> What you need to do
Search the records for the word "mass" and report each line that has it.

**** Supplied material

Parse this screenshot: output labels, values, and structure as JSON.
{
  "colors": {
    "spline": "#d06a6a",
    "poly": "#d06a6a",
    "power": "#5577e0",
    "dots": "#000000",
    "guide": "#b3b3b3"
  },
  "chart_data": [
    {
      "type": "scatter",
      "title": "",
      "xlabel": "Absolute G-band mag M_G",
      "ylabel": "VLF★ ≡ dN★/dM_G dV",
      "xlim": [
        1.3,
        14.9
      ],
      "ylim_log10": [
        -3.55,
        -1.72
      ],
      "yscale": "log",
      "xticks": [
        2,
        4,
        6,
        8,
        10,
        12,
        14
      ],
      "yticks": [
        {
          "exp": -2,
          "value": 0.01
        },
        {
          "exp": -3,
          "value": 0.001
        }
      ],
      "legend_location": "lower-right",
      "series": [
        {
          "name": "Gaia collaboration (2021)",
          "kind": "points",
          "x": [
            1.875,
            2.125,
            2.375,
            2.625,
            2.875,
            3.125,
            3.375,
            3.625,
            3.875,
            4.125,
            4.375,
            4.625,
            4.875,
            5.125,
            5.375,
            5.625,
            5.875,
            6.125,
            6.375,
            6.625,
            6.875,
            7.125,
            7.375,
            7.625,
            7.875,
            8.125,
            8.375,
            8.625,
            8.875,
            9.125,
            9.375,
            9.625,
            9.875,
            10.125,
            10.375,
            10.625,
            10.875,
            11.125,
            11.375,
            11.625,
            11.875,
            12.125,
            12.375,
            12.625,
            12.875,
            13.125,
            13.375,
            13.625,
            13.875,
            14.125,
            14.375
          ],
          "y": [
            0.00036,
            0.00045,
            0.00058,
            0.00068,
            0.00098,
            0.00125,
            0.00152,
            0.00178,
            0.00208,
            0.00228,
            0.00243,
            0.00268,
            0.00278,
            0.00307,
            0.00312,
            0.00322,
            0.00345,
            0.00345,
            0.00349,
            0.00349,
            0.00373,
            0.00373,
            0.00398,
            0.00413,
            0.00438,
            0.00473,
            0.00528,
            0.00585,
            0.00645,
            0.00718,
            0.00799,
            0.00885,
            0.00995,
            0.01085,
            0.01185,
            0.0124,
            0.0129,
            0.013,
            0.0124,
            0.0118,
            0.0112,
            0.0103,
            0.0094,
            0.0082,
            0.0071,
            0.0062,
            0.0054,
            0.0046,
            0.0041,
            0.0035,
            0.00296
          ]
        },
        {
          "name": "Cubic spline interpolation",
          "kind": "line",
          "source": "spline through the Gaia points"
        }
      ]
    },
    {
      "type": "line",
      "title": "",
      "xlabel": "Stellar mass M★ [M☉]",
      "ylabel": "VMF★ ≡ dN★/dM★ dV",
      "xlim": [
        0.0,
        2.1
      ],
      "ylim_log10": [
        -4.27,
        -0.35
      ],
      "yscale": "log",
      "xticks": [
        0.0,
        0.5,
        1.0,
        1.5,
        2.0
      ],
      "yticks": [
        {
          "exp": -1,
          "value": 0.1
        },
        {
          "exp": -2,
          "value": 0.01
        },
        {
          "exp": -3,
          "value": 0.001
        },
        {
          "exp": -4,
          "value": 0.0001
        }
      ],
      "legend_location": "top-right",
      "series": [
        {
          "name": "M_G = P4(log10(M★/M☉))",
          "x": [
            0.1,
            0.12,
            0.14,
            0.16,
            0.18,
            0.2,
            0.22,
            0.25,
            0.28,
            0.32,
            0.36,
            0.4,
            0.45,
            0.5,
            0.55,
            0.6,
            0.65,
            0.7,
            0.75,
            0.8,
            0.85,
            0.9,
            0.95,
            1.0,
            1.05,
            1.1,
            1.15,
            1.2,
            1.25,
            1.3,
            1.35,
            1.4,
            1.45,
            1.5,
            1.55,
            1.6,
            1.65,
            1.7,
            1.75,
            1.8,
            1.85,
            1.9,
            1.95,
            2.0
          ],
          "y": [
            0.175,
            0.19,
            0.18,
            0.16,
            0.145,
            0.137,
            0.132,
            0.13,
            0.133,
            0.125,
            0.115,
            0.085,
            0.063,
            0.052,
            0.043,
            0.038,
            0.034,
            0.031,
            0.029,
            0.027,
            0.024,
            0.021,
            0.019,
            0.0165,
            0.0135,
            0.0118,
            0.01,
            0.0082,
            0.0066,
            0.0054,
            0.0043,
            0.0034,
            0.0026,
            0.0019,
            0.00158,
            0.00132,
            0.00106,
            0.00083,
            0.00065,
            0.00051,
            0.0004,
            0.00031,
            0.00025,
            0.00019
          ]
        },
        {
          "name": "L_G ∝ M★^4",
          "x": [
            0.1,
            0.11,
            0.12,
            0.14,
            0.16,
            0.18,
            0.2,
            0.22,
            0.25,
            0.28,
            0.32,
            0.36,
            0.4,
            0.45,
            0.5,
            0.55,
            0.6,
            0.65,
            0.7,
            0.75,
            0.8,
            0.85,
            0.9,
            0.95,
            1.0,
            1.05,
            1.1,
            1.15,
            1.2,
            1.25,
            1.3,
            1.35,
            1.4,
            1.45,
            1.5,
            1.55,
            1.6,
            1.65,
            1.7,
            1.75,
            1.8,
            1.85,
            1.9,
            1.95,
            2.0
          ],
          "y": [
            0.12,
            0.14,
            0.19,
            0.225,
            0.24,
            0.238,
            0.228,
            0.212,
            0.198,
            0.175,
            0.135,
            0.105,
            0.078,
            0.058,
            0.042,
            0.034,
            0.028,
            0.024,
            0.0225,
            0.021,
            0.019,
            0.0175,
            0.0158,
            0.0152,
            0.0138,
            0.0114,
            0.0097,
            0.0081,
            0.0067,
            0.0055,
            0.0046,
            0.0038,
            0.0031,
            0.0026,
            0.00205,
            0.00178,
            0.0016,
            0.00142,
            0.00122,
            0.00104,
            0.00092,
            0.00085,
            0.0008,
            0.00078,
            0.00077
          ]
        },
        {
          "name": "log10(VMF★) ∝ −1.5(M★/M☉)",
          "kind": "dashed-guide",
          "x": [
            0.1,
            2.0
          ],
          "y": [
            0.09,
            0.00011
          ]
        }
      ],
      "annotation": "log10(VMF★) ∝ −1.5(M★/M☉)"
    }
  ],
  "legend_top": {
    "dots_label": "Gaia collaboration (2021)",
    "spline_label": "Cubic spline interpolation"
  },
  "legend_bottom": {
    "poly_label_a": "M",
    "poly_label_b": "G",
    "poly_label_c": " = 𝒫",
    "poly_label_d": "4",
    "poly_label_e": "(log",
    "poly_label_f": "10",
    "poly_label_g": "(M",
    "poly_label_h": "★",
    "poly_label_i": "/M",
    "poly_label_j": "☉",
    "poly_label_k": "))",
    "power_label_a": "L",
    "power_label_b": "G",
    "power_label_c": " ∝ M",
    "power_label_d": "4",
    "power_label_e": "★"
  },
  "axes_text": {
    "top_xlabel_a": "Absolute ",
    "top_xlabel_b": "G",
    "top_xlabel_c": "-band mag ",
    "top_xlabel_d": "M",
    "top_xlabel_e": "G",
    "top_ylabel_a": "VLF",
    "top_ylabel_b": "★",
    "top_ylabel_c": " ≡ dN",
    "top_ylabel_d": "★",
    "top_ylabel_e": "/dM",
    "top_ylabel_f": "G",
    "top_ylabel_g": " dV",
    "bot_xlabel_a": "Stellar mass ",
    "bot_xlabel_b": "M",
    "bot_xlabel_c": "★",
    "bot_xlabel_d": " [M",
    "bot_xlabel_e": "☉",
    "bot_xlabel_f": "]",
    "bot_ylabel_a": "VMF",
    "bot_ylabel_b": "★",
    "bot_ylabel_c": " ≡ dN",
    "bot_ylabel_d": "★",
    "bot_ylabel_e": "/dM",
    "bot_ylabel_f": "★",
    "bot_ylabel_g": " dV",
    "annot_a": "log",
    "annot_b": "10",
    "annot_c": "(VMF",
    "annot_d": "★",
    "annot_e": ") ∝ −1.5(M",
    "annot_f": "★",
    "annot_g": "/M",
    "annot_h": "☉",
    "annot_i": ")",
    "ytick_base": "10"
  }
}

********

> Result of this exercise
      "xlabel": "Stellar mass M★ [M☉]",
    "bot_xlabel_a": "Stellar mass ",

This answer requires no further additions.